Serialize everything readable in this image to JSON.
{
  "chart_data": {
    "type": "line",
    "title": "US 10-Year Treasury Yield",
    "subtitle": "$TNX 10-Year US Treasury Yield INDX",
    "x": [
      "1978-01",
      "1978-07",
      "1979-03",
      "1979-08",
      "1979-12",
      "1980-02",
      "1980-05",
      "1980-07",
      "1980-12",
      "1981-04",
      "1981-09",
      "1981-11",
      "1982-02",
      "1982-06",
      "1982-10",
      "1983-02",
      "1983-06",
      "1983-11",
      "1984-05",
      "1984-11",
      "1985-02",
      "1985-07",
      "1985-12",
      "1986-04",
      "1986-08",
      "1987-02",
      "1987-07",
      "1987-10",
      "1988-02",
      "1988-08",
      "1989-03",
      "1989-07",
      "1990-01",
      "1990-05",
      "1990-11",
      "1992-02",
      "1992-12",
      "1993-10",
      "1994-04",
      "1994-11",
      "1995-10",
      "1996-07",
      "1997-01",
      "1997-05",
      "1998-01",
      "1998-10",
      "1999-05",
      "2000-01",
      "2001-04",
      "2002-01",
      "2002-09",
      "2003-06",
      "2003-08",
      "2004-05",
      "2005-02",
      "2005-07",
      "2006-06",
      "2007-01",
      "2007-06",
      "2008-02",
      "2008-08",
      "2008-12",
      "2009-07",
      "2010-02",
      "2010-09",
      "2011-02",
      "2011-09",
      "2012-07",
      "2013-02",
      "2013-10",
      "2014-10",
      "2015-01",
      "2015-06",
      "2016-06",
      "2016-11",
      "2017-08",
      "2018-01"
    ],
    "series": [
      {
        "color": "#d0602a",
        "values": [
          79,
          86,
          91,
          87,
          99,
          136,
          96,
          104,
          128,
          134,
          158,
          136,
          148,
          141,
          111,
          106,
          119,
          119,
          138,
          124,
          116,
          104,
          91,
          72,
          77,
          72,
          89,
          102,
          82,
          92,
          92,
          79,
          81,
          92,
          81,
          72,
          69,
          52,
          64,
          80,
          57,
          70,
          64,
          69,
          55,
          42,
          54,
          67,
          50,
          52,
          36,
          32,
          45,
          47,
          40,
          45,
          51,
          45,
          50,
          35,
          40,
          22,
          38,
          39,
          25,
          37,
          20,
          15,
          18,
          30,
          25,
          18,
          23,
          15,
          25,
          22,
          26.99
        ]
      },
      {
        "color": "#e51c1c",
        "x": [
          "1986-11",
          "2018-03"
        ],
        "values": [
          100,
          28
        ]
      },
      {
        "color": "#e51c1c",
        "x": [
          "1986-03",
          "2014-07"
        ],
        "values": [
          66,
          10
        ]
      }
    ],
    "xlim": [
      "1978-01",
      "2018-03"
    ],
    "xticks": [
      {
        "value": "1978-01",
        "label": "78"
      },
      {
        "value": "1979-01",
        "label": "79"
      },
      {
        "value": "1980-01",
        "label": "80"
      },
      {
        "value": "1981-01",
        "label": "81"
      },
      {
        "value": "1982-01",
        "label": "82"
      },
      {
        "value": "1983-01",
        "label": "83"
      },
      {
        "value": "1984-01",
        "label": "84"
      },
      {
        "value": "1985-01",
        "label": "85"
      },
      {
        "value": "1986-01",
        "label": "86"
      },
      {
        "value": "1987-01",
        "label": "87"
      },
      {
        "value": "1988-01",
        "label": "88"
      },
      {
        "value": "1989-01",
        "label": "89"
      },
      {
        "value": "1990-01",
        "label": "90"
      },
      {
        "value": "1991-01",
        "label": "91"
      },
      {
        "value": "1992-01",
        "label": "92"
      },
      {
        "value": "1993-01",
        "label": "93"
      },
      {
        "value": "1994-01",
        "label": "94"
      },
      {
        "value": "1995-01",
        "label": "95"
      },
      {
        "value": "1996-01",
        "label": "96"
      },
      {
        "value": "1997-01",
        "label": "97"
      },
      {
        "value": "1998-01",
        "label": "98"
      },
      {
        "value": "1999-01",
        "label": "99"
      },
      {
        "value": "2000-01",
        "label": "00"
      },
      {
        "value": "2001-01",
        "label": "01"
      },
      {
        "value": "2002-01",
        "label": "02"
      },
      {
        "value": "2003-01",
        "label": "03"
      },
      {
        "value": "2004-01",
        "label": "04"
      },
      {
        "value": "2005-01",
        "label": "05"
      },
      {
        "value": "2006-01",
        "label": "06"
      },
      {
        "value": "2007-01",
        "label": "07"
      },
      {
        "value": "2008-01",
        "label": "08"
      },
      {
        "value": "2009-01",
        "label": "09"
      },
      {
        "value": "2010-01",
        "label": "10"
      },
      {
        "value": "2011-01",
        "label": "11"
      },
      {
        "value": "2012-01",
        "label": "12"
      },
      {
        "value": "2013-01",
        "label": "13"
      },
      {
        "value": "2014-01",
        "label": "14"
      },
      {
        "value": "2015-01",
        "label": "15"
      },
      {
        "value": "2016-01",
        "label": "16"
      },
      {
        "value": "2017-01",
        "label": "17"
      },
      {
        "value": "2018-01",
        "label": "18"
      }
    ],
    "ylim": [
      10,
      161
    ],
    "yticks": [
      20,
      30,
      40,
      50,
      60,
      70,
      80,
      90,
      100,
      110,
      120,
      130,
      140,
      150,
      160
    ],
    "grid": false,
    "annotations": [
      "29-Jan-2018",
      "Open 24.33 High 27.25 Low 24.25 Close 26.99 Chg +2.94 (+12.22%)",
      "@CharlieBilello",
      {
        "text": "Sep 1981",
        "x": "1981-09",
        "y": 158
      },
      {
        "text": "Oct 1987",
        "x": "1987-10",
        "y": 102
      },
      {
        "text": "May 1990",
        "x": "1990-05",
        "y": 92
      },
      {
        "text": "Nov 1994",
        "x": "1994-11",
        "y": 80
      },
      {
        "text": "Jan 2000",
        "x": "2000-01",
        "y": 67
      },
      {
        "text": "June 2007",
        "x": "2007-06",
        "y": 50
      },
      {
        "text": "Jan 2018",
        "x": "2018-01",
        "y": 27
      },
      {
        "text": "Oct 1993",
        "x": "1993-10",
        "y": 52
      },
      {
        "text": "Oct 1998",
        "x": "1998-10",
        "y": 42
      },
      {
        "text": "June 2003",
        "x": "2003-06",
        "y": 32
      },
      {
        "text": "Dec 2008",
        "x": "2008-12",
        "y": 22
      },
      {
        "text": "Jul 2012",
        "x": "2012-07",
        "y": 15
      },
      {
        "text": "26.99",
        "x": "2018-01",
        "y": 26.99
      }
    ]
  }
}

# # # #

# Exercise details
Repeat every entry exactly as written above.

# Complete answer
Serialize everything readable in this image to JSON.
{
  "chart_data": {
    "type": "line",
    "title": "US 10-Year Treasury Yield",
    "subtitle": "$TNX 10-Year US Treasury Yield INDX",
    "x": [
      "1978-01",
      "1978-07",
      "1979-03",
      "1979-08",
      "1979-12",
      "1980-02",
      "1980-05",
      "1980-07",
      "1980-12",
      "1981-04",
      "1981-09",
      "1981-11",
      "1982-02",
      "1982-06",
      "1982-10",
      "1983-02",
      "1983-06",
      "1983-11",
      "1984-05",
      "1984-11",
      "1985-02",
      "1985-07",
      "1985-12",
      "1986-04",
      "1986-08",
      "1987-02",
      "1987-07",
      "1987-10",
      "1988-02",
      "1988-08",
      "1989-03",
      "1989-07",
      "1990-01",
      "1990-05",
      "1990-11",
      "1992-02",
      "1992-12",
      "1993-10",
      "1994-04",
      "1994-11",
      "1995-10",
      "1996-07",
      "1997-01",
      "1997-05",
      "1998-01",
      "1998-10",
      "1999-05",
      "2000-01",
      "2001-04",
      "2002-01",
      "2002-09",
      "2003-06",
      "2003-08",
      "2004-05",
      "2005-02",
      "2005-07",
      "2006-06",
      "2007-01",
      "2007-06",
      "2008-02",
      "2008-08",
      "2008-12",
      "2009-07",
      "2010-02",
      "2010-09",
      "2011-02",
      "2011-09",
      "2012-07",
      "2013-02",
      "2013-10",
      "2014-10",
      "2015-01",
      "2015-06",
      "2016-06",
      "2016-11",
      "2017-08",
      "2018-01"
    ],
    "series": [
      {
        "color": "#d0602a",
        "values": [
          79,
          86,
          91,
          87,
          99,
          136,
          96,
          104,
          128,
          134,
          158,
          136,
          148,
          141,
          111,
          106,
          119,
          119,
          138,
          124,
          116,
          104,
          91,
          72,
          77,
          72,
          89,
          102,
          82,
          92,
          92,
          79,
          81,
          92,
          81,
          72,
          69,
          52,
          64,
          80,
          57,
          70,
          64,
          69,
          55,
          42,
          54,
          67,
          50,
          52,
          36,
          32,
          45,
          47,
          40,
          45,
          51,
          45,
          50,
          35,
          40,
          22,
          38,
          39,
          25,
          37,
          20,
          15,
          18,
          30,
          25,
          18,
          23,
          15,
          25,
          22,
          26.99
        ]
      },
      {
        "color": "#e51c1c",
        "x": [
          "1986-11",
          "2018-03"
        ],
        "values": [
          100,
          28
        ]
      },
      {
        "color": "#e51c1c",
        "x": [
          "1986-03",
          "2014-07"
        ],
        "values": [
          66,
          10
        ]
      }
    ],
    "xlim": [
      "1978-01",
      "2018-03"
    ],
    "xticks": [
      {
        "value": "1978-01",
        "label": "78"
      },
      {
        "value": "1979-01",
        "label": "79"
      },
      {
        "value": "1980-01",
        "label": "80"
      },
      {
        "value": "1981-01",
        "label": "81"
      },
      {
        "value": "1982-01",
        "label": "82"
      },
      {
        "value": "1983-01",
        "label": "83"
      },
      {
        "value": "1984-01",
        "label": "84"
      },
      {
        "value": "1985-01",
        "label": "85"
      },
      {
        "value": "1986-01",
        "label": "86"
      },
      {
        "value": "1987-01",
        "label": "87"
      },
      {
        "value": "1988-01",
        "label": "88"
      },
      {
        "value": "1989-01",
        "label": "89"
      },
      {
        "value": "1990-01",
        "label": "90"
      },
      {
        "value": "1991-01",
        "label": "91"
      },
      {
        "value": "1992-01",
        "label": "92"
      },
      {
        "value": "1993-01",
        "label": "93"
      },
      {
        "value": "1994-01",
        "label": "94"
      },
      {
        "value": "1995-01",
        "label": "95"
      },
      {
        "value": "1996-01",
        "label": "96"
      },
      {
        "value": "1997-01",
        "label": "97"
      },
      {
        "value": "1998-01",
        "label": "98"
      },
      {
        "value": "1999-01",
        "label": "99"
      },
      {
        "value": "2000-01",
        "label": "00"
      },
      {
        "value": "2001-01",
        "label": "01"
      },
      {
        "value": "2002-01",
        "label": "02"
      },
      {
        "value": "2003-01",
        "label": "03"
      },
      {
        "value": "2004-01",
        "label": "04"
      },
      {
        "value": "2005-01",
        "label": "05"
      },
      {
        "value": "2006-01",
        "label": "06"
      },
      {
        "value": "2007-01",
        "label": "07"
      },
      {
        "value": "2008-01",
        "label": "08"
      },
      {
        "value": "2009-01",
        "label": "09"
      },
      {
        "value": "2010-01",
        "label": "10"
      },
      {
        "value": "2011-01",
        "label": "11"
      },
      {
        "value": "2012-01",
        "label": "12"
      },
      {
        "value": "2013-01",
        "label": "13"
      },
      {
        "value": "2014-01",
        "label": "14"
      },
      {
        "value": "2015-01",
        "label": "15"
      },
      {
        "value": "2016-01",
        "label": "16"
      },
      {
        "value": "2017-01",
        "label": "17"
      },
      {
        "value": "2018-01",
        "label": "18"
      }
    ],
    "ylim": [
      10,
      161
    ],
    "yticks": [
      20,
      30,
      40,
      50,
      60,
      70,
      80,
      90,
      100,
      110,
      120,
      130,
      140,
      150,
      160
    ],
    "grid": false,
    "annotations": [
      "29-Jan-2018",
      "Open 24.33 High 27.25 Low 24.25 Close 26.99 Chg +2.94 (+12.22%)",
      "@CharlieBilello",
      {
        "text": "Sep 1981",
        "x": "1981-09",
        "y": 158
      },
      {
        "text": "Oct 1987",
        "x": "1987-10",
        "y": 102
      },
      {
        "text": "May 1990",
        "x": "1990-05",
        "y": 92
      },
      {
        "text": "Nov 1994",
        "x": "1994-11",
        "y": 80
      },
      {
        "text": "Jan 2000",
        "x": "2000-01",
        "y": 67
      },
      {
        "text": "June 2007",
        "x": "2007-06",
        "y": 50
      },
      {
        "text": "Jan 2018",
        "x": "2018-01",
        "y": 27
      },
      {
        "text": "Oct 1993",
        "x": "1993-10",
        "y": 52
      },
      {
        "text": "Oct 1998",
        "x": "1998-10",
        "y": 42
      },
      {
        "text": "June 2003",
        "x": "2003-06",
        "y": 32
      },
      {
        "text": "Dec 2008",
        "x": "2008-12",
        "y": 22
      },
      {
        "text": "Jul 2012",
        "x": "2012-07",
        "y": 15
      },
      {
        "text": "26.99",
        "x": "2018-01",
        "y": 26.99
      }
    ]
  }
}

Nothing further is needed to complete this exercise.